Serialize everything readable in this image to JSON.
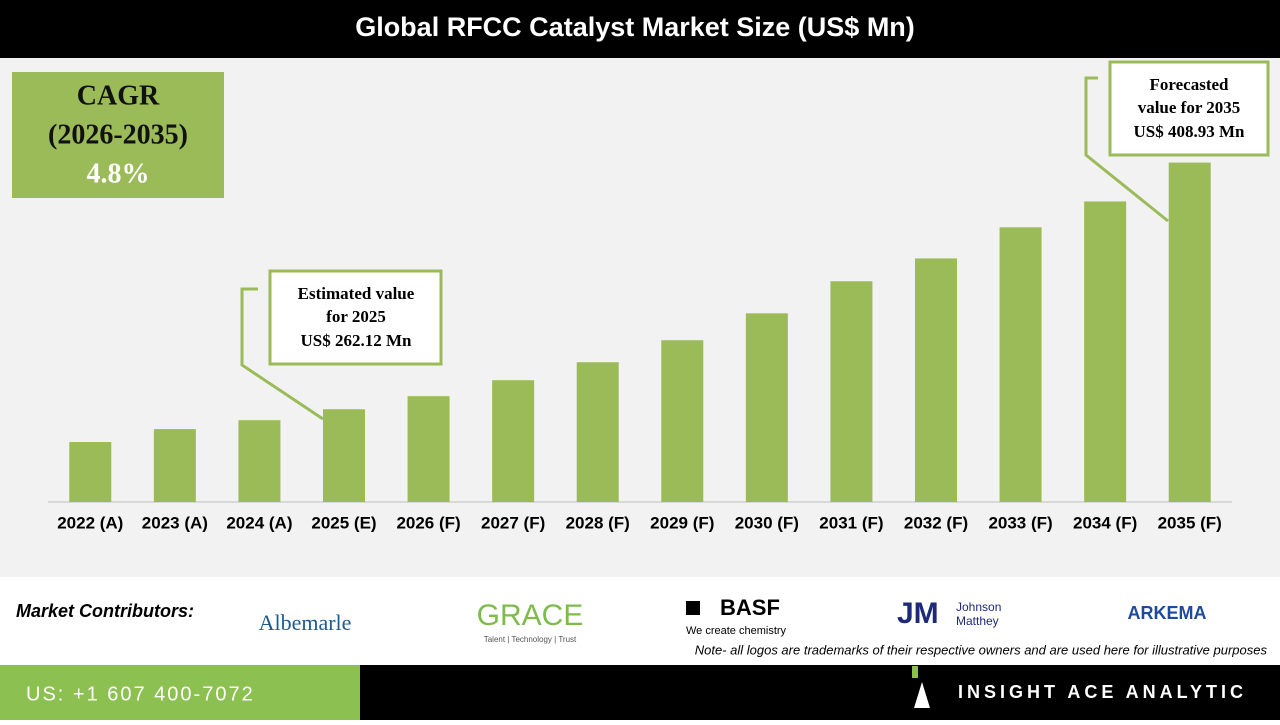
{
  "chart_data": {
    "type": "bar",
    "title": "Global RFCC Catalyst Market Size (US$ Mn)",
    "categories": [
      "2022 (A)",
      "2023 (A)",
      "2024 (A)",
      "2025 (E)",
      "2026 (F)",
      "2027 (F)",
      "2028 (F)",
      "2029 (F)",
      "2030 (F)",
      "2031 (F)",
      "2032 (F)",
      "2033 (F)",
      "2034 (F)",
      "2035 (F)"
    ],
    "values": [
      242.6,
      250.3,
      255.6,
      262.12,
      269.9,
      279.4,
      290.1,
      303.2,
      319.2,
      338.3,
      351.9,
      370.4,
      385.8,
      408.93
    ],
    "color": "#9bbb59",
    "ylim": [
      206.9,
      470
    ],
    "cagr": [
      "CAGR",
      "(2026-2035)",
      "4.8%"
    ],
    "annotations": [
      {
        "lines": [
          "Estimated value",
          "for 2025",
          "US$ 262.12 Mn"
        ]
      },
      {
        "lines": [
          "Forecasted",
          "value for 2035",
          "US$ 408.93 Mn"
        ]
      }
    ]
  },
  "contributors": {
    "label": "Market Contributors:",
    "logos": [
      "Albemarle",
      "GRACE",
      "Talent | Technology | Trust",
      "BASF",
      "We create chemistry",
      "JM",
      "Johnson",
      "Matthey",
      "ARKEMA"
    ],
    "note": "Note- all logos are trademarks of their respective owners and are used here for illustrative purposes"
  },
  "footer": {
    "phone": "US: +1 607 400-7072",
    "brand": "INSIGHT ACE ANALYTIC"
  }
}
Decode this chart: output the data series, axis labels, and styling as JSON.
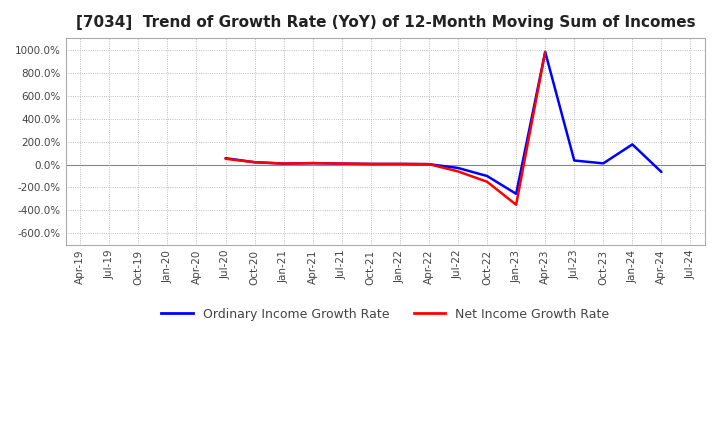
{
  "title": "[7034]  Trend of Growth Rate (YoY) of 12-Month Moving Sum of Incomes",
  "legend_ordinary": "Ordinary Income Growth Rate",
  "legend_net": "Net Income Growth Rate",
  "color_ordinary": "#0000FF",
  "color_net": "#FF0000",
  "ylim": [
    -700,
    1100
  ],
  "yticks": [
    -600,
    -400,
    -200,
    0,
    200,
    400,
    600,
    800,
    1000
  ],
  "background_color": "#FFFFFF",
  "plot_bg_color": "#FFFFFF",
  "grid_color": "#AAAAAA",
  "xtick_labels": [
    "Apr-19",
    "Jul-19",
    "Oct-19",
    "Jan-20",
    "Apr-20",
    "Jul-20",
    "Oct-20",
    "Jan-21",
    "Apr-21",
    "Jul-21",
    "Oct-21",
    "Jan-22",
    "Apr-22",
    "Jul-22",
    "Oct-22",
    "Jan-23",
    "Apr-23",
    "Jul-23",
    "Oct-23",
    "Jan-24",
    "Apr-24",
    "Jul-24"
  ],
  "values_ordinary": [
    null,
    null,
    null,
    null,
    null,
    55,
    20,
    8,
    12,
    8,
    5,
    5,
    3,
    -30,
    -100,
    -255,
    980,
    35,
    10,
    175,
    -65,
    null
  ],
  "values_net": [
    null,
    null,
    null,
    null,
    null,
    50,
    20,
    8,
    12,
    8,
    5,
    5,
    3,
    -60,
    -150,
    -350,
    980,
    null,
    null,
    null,
    null,
    null
  ]
}
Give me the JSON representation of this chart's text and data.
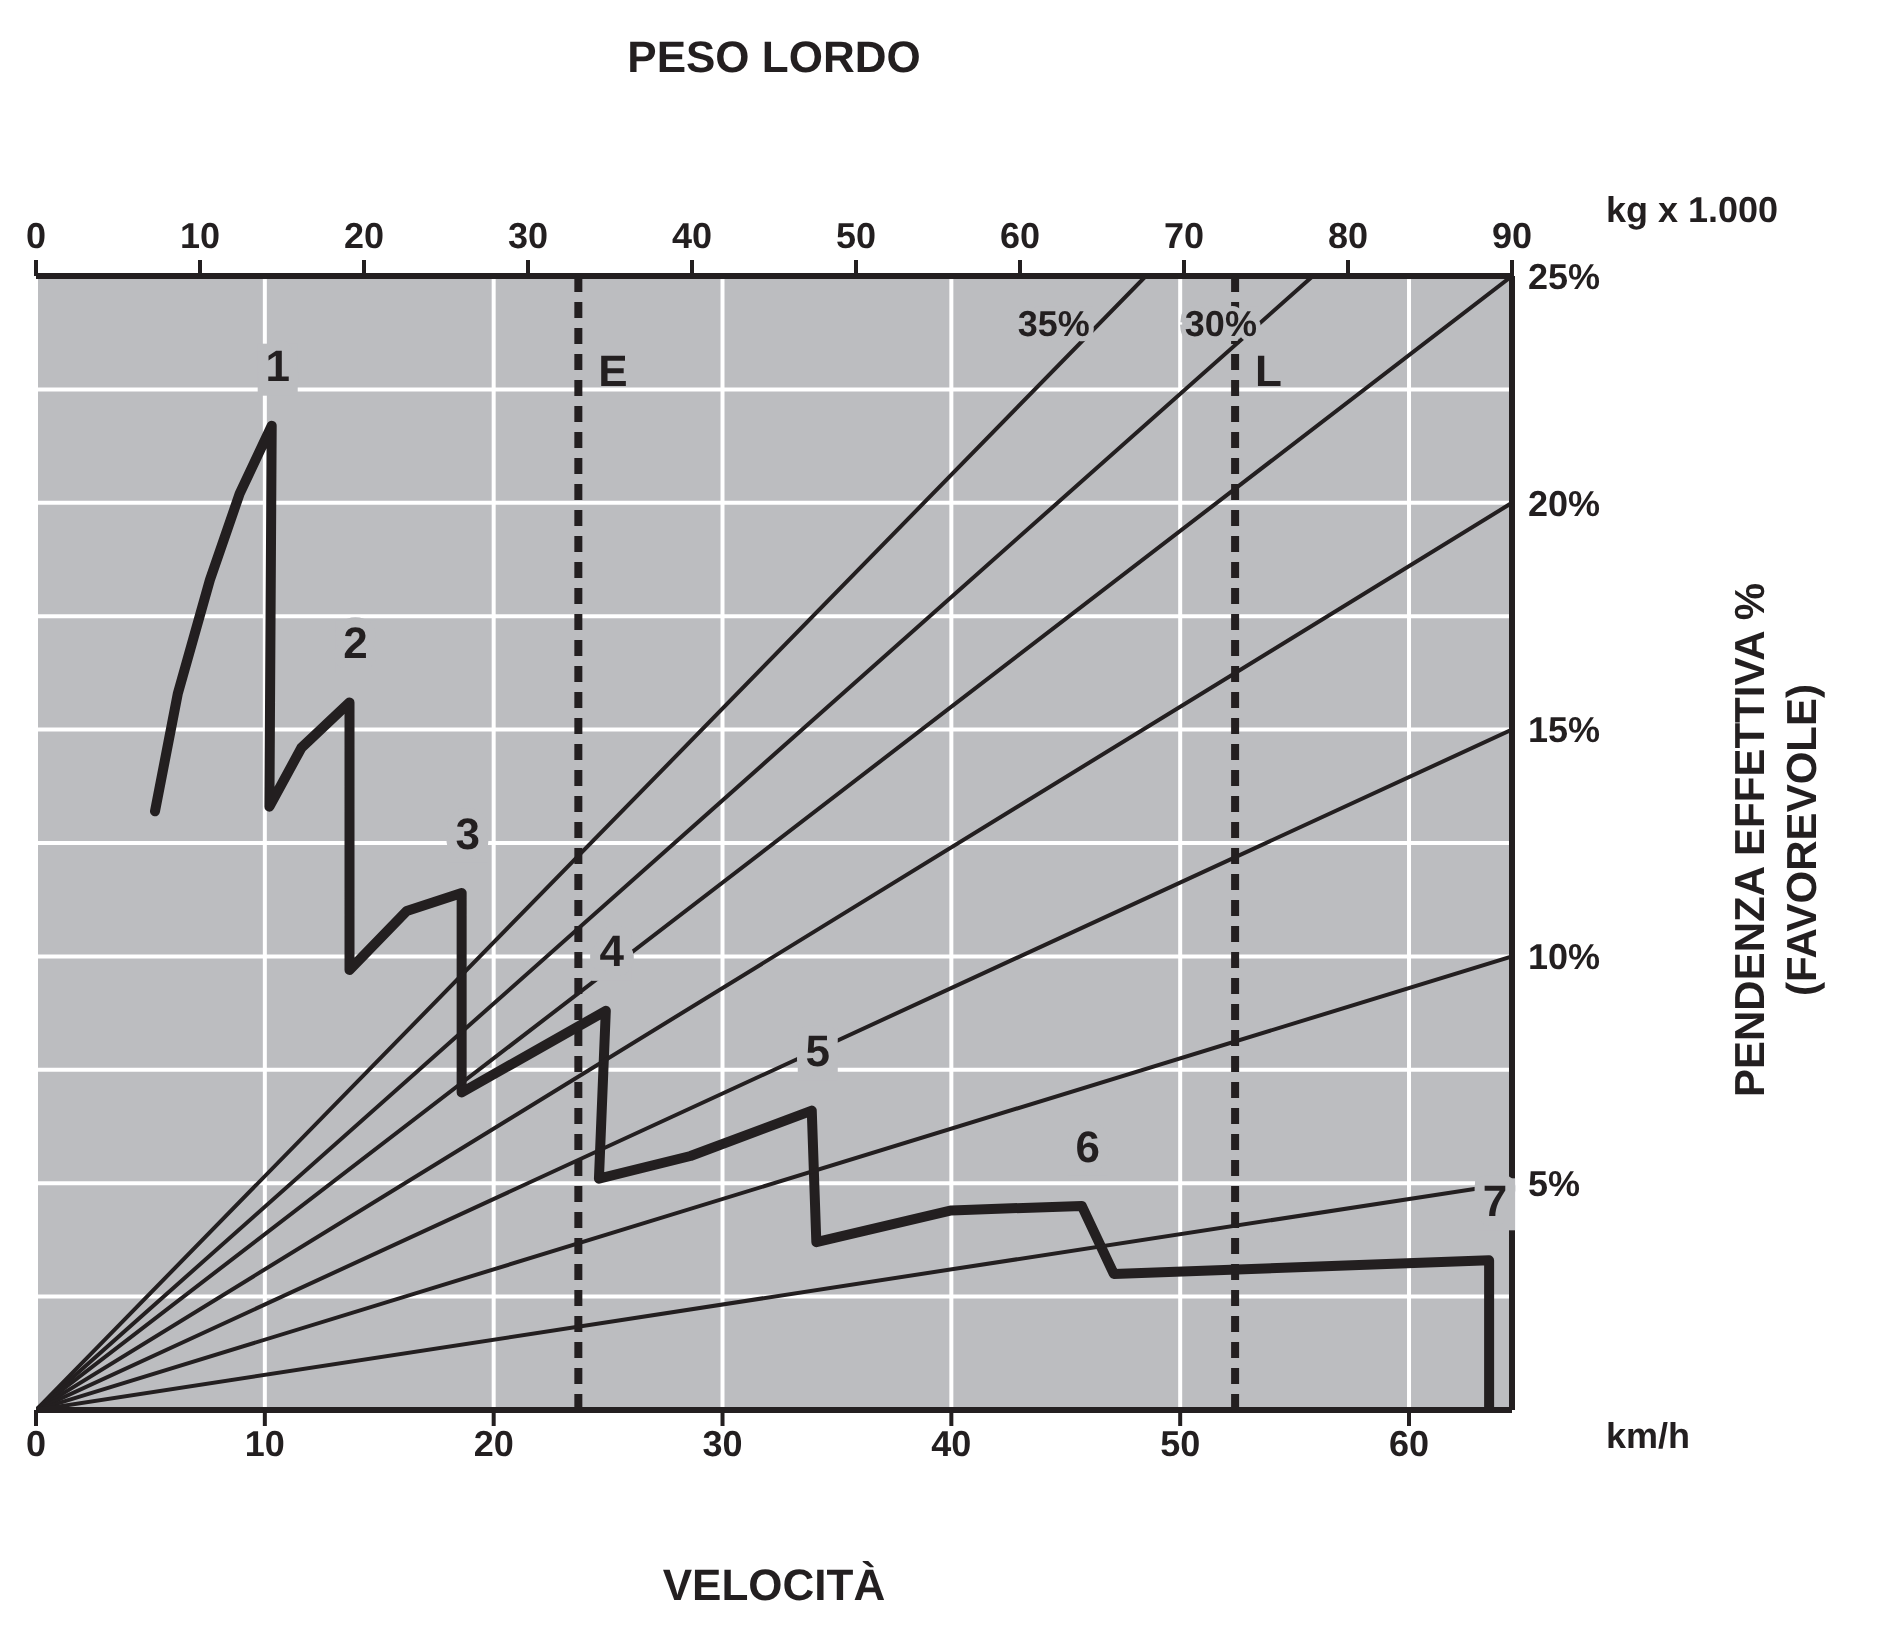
_ _ _
** Written task **
Print each line of the material above exactly, with the pictures removed from your copy.

** Answer for the task **
Serialize everything readable in this image to JSON.
{
  "chart_data": {
    "type": "bar",
    "title": "Global RFCC Catalyst Market Size (US$ Mn)",
    "categories": [
      "2022 (A)",
      "2023 (A)",
      "2024 (A)",
      "2025 (E)",
      "2026 (F)",
      "2027 (F)",
      "2028 (F)",
      "2029 (F)",
      "2030 (F)",
      "2031 (F)",
      "2032 (F)",
      "2033 (F)",
      "2034 (F)",
      "2035 (F)"
    ],
    "values": [
      242.6,
      250.3,
      255.6,
      262.12,
      269.9,
      279.4,
      290.1,
      303.2,
      319.2,
      338.3,
      351.9,
      370.4,
      385.8,
      408.93
    ],
    "color": "#9bbb59",
    "ylim": [
      206.9,
      470
    ],
    "cagr": [
      "CAGR",
      "(2026-2035)",
      "4.8%"
    ],
    "annotations": [
      {
        "lines": [
          "Estimated value",
          "for 2025",
          "US$ 262.12 Mn"
        ]
      },
      {
        "lines": [
          "Forecasted",
          "value for 2035",
          "US$ 408.93 Mn"
        ]
      }
    ]
  },
  "contributors": {
    "label": "Market Contributors:",
    "logos": [
      "Albemarle",
      "GRACE",
      "Talent | Technology | Trust",
      "BASF",
      "We create chemistry",
      "JM",
      "Johnson",
      "Matthey",
      "ARKEMA"
    ],
    "note": "Note- all logos are trademarks of their respective owners and are used here for illustrative purposes"
  },
  "footer": {
    "phone": "US: +1 607 400-7072",
    "brand": "INSIGHT ACE ANALYTIC"
  }
}
Decode this chart: output the data series, axis labels, and styling as JSON.
{
  "title": "[7034]  Trend of Growth Rate (YoY) of 12-Month Moving Sum of Incomes",
  "legend_ordinary": "Ordinary Income Growth Rate",
  "legend_net": "Net Income Growth Rate",
  "color_ordinary": "#0000FF",
  "color_net": "#FF0000",
  "ylim": [
    -700,
    1100
  ],
  "yticks": [
    -600,
    -400,
    -200,
    0,
    200,
    400,
    600,
    800,
    1000
  ],
  "background_color": "#FFFFFF",
  "plot_bg_color": "#FFFFFF",
  "grid_color": "#AAAAAA",
  "xtick_labels": [
    "Apr-19",
    "Jul-19",
    "Oct-19",
    "Jan-20",
    "Apr-20",
    "Jul-20",
    "Oct-20",
    "Jan-21",
    "Apr-21",
    "Jul-21",
    "Oct-21",
    "Jan-22",
    "Apr-22",
    "Jul-22",
    "Oct-22",
    "Jan-23",
    "Apr-23",
    "Jul-23",
    "Oct-23",
    "Jan-24",
    "Apr-24",
    "Jul-24"
  ],
  "values_ordinary": [
    null,
    null,
    null,
    null,
    null,
    55,
    20,
    8,
    12,
    8,
    5,
    5,
    3,
    -30,
    -100,
    -255,
    980,
    35,
    10,
    175,
    -65,
    null
  ],
  "values_net": [
    null,
    null,
    null,
    null,
    null,
    50,
    20,
    8,
    12,
    8,
    5,
    5,
    3,
    -60,
    -150,
    -350,
    980,
    null,
    null,
    null,
    null,
    null
  ]
}
Give me the JSON representation of this chart's text and data.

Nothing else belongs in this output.